You can edit app.py to adjust business logic or the user interface, tweak variables in app.yaml, and extend requirements.txt for additional dependencies. If you prefer local development, Databricks provides syncing instructions, but you can also develop entirely within the workspace for simplicity.
Building a custom invoice processing app
As a practical example, I created an app that allows business users to retrieve invoice PDFs based on a list of invoice numbers. Users enter the numbers (comma-separated), and the app performs the following:
- Queries a Delta table containing pre-signed S3 URLs for each invoice.
- Downloads the corresponding PDFs from S3 using those URLs.
- Creates a timestamped folder in Google Drive.
- Uploads the PDFs and writes a log file that records the process status.
This design keeps S3 credentials secure by never exposing direct bucket access to end users. Once processing completes, the app displays a status message and a button linking to the Google Drive folder. For each invoice, the log specifies whether it was skipped (already uploaded), successfully retrieved, or missing.
Below is the simple input interface where users enter invoice numbers and trigger the Fetch and Upload PDFs action.

After running, the interface updates to show the status summary for each invoice.

Navigating the Google Drive output
Clicking Open Google Drive folder takes you to the latest timestamped directory that corresponds to your most recent run.

Inside, you’ll find the uploaded PDFs alongside a log file that records processing details.

The log file summarizes the state of each invoice:
- Skipped – previously processed and stored in an earlier folder
- Found – successfully matched to a pre-signed URL and uploaded
- Not found – missing from both the processed records and the pre-signed URLs table

Behind the scenes: key components
Here’s an overview of the underlying design (omitting detailed implementation code):
- PDF files in S3 – stored securely; end users don’t receive direct access
- Pre-signed URLs table – generated daily by a scheduled notebook that creates short-lived (one-day) URLs stored in Delta
- Processed data table – tracks previously handled invoices, timestamps, and their processing status
App workflow:
- Clean and validate the user’s invoice list.
- For each invoice, check the processed table. If present, mark as skipped.

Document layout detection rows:
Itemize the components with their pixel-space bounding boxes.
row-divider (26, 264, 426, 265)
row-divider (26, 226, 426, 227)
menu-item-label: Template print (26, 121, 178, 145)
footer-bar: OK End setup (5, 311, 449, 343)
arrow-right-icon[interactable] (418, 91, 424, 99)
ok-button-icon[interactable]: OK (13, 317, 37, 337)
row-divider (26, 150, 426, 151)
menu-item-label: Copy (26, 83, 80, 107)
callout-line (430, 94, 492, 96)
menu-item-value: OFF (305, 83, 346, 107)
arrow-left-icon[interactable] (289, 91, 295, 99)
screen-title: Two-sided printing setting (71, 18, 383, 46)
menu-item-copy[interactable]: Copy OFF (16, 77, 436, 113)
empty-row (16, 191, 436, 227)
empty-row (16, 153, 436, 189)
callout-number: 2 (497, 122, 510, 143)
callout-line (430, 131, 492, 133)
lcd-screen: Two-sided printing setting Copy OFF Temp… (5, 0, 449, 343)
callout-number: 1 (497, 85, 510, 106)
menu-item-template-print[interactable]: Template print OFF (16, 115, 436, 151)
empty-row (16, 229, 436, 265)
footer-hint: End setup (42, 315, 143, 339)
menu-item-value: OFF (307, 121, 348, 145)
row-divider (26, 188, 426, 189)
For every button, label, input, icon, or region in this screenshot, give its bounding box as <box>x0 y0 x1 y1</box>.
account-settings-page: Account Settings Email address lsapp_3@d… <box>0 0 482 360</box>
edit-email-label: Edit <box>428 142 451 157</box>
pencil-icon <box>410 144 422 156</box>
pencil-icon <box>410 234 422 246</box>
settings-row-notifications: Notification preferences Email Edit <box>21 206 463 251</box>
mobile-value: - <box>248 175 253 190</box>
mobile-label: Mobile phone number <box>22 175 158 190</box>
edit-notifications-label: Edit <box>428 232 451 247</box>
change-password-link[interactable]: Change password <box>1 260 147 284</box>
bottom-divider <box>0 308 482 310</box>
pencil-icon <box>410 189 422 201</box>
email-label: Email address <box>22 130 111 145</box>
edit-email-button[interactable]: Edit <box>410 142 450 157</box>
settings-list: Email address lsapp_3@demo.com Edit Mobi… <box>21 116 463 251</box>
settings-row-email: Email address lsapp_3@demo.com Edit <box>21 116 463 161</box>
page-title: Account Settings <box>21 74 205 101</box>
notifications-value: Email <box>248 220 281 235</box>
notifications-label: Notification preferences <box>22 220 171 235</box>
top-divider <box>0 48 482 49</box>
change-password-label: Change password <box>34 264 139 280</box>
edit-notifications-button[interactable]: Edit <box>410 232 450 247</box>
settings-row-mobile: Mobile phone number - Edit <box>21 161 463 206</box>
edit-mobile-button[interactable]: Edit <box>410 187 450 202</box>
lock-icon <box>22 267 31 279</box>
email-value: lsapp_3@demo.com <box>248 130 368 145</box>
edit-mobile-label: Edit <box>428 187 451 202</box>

▶ Things to do
A) Answer these questions from the invoice app article:
(i) In what format do users enter the invoice numbers?
(ii) How long do the pre-signed URLs last?
(iii) What three states can the log file record for an invoice?
B) Write out the invoice app article word for word, everything from "- Uploads the" down to "retrieved, or missing.".
C) Extend the invoice app article, starting right after its last sentence.
The rows are separate material, distinct from the invoice app article.

▶ Answers
A)
(i) As a comma-separated list.
(ii) One day.
(iii) Skipped, Found, and Not found.

B)
- Uploads the PDFs and writes a log file that records the process status.
This design keeps S3 credentials secure by never exposing direct bucket access to end users. Once processing completes, the app displays a status message and a button linking to the Google Drive folder. For each invoice, the log specifies whether it was skipped (already uploaded), successfully retrieved, or missing.

C)
- If absent, look up the pre-signed URLs table. If a match exists, download the file from S3, connect to Google Drive via API, create a timestamped directory, and upload the file. Log it as found.
- If not located in either table, log as not found.
Since the app executes within Databricks, it inherits Databricks’ unified governance framework through Unity Catalog. The app’s service principal must have permission to read and write to the Delta tables. For Google Drive operations, a separate Google service account performs authenticated API requests on the app’s behalf. That account’s JSON key should be stored securely using Databricks Secrets. For setup details, see the earlier article on Databricks secrets require disciplined CLI habits for secure delivery, which covers secret storage steps.
To enable larger batch processing, the app could also be extended to accept a CSV file of invoice numbers. Two access layers are essential for this workflow:
- Permission to S3 and Delta tables (through AWS credentials or a Databricks service principal)
- Permission to Google Drive (via a Google service account)
Conclusion
Databricks Apps provide a practical way to create interactive tools that live alongside your data, taking advantage of Databricks’ built-in authentication and governance. In this example, we walked through building a data app from the ground up, deploying it with a SQL Warehouse, and extending it to automate invoice retrieval from S3 to Google Drive. By offloading infrastructure and identity management to Databricks, developers can focus on the core logic and user flow — whether for a quick dashboard or a complete operational workflow like this automated invoice PDF app.